▶
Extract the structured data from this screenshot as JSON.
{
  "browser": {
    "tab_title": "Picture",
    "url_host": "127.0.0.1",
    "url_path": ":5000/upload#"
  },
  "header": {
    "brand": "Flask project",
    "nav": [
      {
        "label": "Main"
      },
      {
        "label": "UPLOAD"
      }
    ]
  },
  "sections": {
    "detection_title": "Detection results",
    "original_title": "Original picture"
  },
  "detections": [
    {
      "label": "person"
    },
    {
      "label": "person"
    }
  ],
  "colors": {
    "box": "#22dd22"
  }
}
◀
__What to do__
Each line of the material must be restated exactly.

__Answer to the task__
Extract the structured data from this screenshot as JSON.
{
  "browser": {
    "tab_title": "Picture",
    "url_host": "127.0.0.1",
    "url_path": ":5000/upload#"
  },
  "header": {
    "brand": "Flask project",
    "nav": [
      {
        "label": "Main"
      },
      {
        "label": "UPLOAD"
      }
    ]
  },
  "sections": {
    "detection_title": "Detection results",
    "original_title": "Original picture"
  },
  "detections": [
    {
      "label": "person"
    },
    {
      "label": "person"
    }
  ],
  "colors": {
    "box": "#22dd22"
  }
}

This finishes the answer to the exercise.